> **Text to read**
● ● ● ● ● ● ●

We live in times teeming with events of such uncommon magnitude, that they seem to laugh to scorn all that we used to call important in our former history. Let us not deceive ourselves. It is no petty danger that threatens us; we are not anxious about some dubious point of honour, nor are we contending for any secondary interest; but for the very body and substance of our Island: not for the foliage, nor even the branches, but for the trunk of the British Oak; that Oak so different in all respects from the Tree of Liberty, intended to be reared in the Country by certain pretended Patriots; that Oak beneath which a grateful and a happy people had so long sheltered; and under which the distressed of other countries have often found a refuge, when driven to seek protection from the stormy blasts in their own less happy land.
But to what are the temporal evils which now afflict the country to be traced? Undoubtedly to apostacy in religion, and to the alarming growth of infidelity and deism. Conspirators never found an asylum in the habitations of Christians. The roll of turbulent revolters that History has recorded and transmitted to us, as the assertors of the _Rights of Men_, exhibits not one disciple of the meek and lowly Jesus. The true believer in the doctrines of Christ feels himself, in the view of the picture exhibited of the real Christian, grounded still stronger upon the sure foundation of his faith upon the solid rock of this heavenly dispensation. His soul catches new fire from the host of examples which Christian History records: he shudders at the attempts which are made proud and factious men to withdraw subjects from their allegiance, to plunge them into the horrors of anarchy and civil war; he trembles with astonishment and indignation, when men rejoice over the mangled remains of Princes and of statesmen, and over the bloody corpses of Sovereigns butchered by the hands of their own rebellious subjects. It is to the progress of irreligion and the decay of morals, that the increase of crime which now stigmatises the country, is to be attributed. It is to the fatal neglect of their religious duties, and to the renunciation of the blessings which Christianity offers them, that the miserable men, whose dreadful acts are recorded in the following pages, have been doomed to expiate their crimes on the scaffold. Religion does not leave the interests of mankind within the contracted circle of his social duties: its influence is extended in its protection to the utmost possible degree. The Christian is not only obliged by his profession to be a good man, but also to be a good citizen. He must be obedient to the governing powers under which he is born and placed. No subtilty of reasoning, nor any perversion of language or texts of Scripture will countenance him in acts of rebellion against his lawful Sovereign. Whenever, indeed, the standard of rebellion is unfortunately lifted up against our Prince, it is the duty of the Christian to be active in his allegiance, and to defend the Government to which he belongs, with all possible energy.

● ● ● ● ● ● ●

> **Dataset entries**

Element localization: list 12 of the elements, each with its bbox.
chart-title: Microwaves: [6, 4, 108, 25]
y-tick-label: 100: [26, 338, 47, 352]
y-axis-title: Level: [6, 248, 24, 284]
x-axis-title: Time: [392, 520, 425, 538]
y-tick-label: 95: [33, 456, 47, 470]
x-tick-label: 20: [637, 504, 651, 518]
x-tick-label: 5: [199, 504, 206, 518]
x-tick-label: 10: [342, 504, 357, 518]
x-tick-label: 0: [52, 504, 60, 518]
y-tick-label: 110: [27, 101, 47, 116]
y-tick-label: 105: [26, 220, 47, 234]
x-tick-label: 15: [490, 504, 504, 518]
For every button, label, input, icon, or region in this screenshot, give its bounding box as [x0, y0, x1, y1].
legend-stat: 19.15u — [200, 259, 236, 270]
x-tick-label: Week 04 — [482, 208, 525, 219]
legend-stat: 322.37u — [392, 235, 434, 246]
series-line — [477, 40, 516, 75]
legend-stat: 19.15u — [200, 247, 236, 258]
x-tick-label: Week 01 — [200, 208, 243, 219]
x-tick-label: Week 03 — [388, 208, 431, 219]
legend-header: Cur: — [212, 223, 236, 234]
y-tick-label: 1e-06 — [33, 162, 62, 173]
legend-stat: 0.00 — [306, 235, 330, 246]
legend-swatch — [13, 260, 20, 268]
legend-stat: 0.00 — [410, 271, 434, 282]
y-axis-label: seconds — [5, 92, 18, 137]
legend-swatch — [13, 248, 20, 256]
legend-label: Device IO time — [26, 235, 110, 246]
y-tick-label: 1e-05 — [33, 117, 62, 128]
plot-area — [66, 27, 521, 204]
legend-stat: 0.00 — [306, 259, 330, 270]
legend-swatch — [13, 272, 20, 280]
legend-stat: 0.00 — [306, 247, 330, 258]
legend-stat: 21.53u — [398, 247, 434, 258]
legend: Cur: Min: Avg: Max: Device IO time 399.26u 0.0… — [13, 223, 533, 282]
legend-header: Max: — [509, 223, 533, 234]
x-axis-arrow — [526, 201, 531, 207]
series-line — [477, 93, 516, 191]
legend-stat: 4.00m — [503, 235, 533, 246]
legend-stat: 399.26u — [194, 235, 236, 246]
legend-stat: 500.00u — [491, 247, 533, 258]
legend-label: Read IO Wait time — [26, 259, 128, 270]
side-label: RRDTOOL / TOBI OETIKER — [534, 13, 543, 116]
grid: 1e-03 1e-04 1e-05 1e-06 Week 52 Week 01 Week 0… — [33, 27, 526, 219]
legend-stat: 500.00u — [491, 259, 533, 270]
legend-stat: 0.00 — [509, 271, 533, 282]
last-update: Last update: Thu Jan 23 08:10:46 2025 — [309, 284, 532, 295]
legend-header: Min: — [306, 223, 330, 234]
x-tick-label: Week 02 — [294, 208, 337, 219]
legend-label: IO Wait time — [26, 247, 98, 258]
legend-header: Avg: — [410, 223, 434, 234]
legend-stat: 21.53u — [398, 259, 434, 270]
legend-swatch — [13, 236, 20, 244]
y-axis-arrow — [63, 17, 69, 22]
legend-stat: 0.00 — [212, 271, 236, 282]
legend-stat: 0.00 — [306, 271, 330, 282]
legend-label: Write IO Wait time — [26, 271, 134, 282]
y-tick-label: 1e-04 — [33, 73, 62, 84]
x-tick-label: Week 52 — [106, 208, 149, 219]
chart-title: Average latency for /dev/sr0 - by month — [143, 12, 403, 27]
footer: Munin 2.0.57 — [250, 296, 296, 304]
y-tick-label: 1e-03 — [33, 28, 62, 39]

● ● ● ● ● ● ●

> **What you will do**
• a. Name every part of a tree that the passage on religion and rebellion mentions.
• b. Carry on the passage on religion and rebellion, picking up after its final sentence.

> **Per-task outputs**
• a. Foliage, branches, trunk

• b.
It has, however, pleased an Almighty Providence to protect the Rulers of this Country from the diabolical machinations of a set of lawless wretches who sought to erect their own interest on murder, rapine, and treason. Their names are transmitted to posterity, branded with the most horrible crimes that disfigure human nature; their lives are forfeited to the injured Laws of their Country: and, although they may have attempted to console themselves with the vain belief that the punishment for their deeds ends in this world, the dread reality has now flashed upon them that there is also another world in which the hardened and unrepentant sinner will meet his everlasting doom.
To the Atheist and the Infidel let the blood of these men speak with the most solemn admonition. The time is fast approaching when the veil of earthly things will be removed from their sight; when the cobweb texture of their fancied theories will be torn asunder; and truth, with its radiant light, burst upon them. Then let them pause, ere it be too late: a dreadful example has been set before them of the effect of irreligion and immorality. If the Atheist bear the holy name of father, let him ponder well ere he resign his soul to everlasting perdition: let him, as his babes cling around him, picture to himself the horrors of that grave on which no morning breaks; and the excruciating horrors of that death-bed which is not blessed with the hope of a future state. Let him, in his dispassionate moments, visit the grave of the murderer Thistlewood; let him there reflect upon the end of a life of infidelity and irreligion; and then may that Almighty Being, who looks with a benignant eye upon the weaknesses of his creatures, guard him from the error of his ways, and teach him that real and substantial happiness on earth is only to be found in RELIGION, VIRTUE, and MORALITY.
ADDRESS.
Among all the wild, wicked, and visionary schemes of which we have seen the rise and fall, in this age of infidelity and disaffection, none can be compared with that of which we are about to give the frightful history, for extravagance in its origin, ferocity in its details, or fiend-like triumph in its anticipated consummation. It is an event which must for ever blot with disgrace the fair page of British history, and it exhibits an awful and humiliating view of the state of degradation to which the human mind may be brought, when once it has cast off the fear of God, as inculcated in the divine precepts of Christianity.
The present work professes to be an authentic and digested history of the rise, progress, discovery, and termination of the atrocious Cato-street Conspiracy; interspersed with so much of the personal history of the individuals concerned, as may be necessary to illustrate the principle which it is the main object of this work to inculcate, namely, that to the abandonment of the duties of our holy religion alone, is it to be attributed that we have men among us wicked enough to conceive, and others so weak as to assist in, such preposterous and atrocious schemes.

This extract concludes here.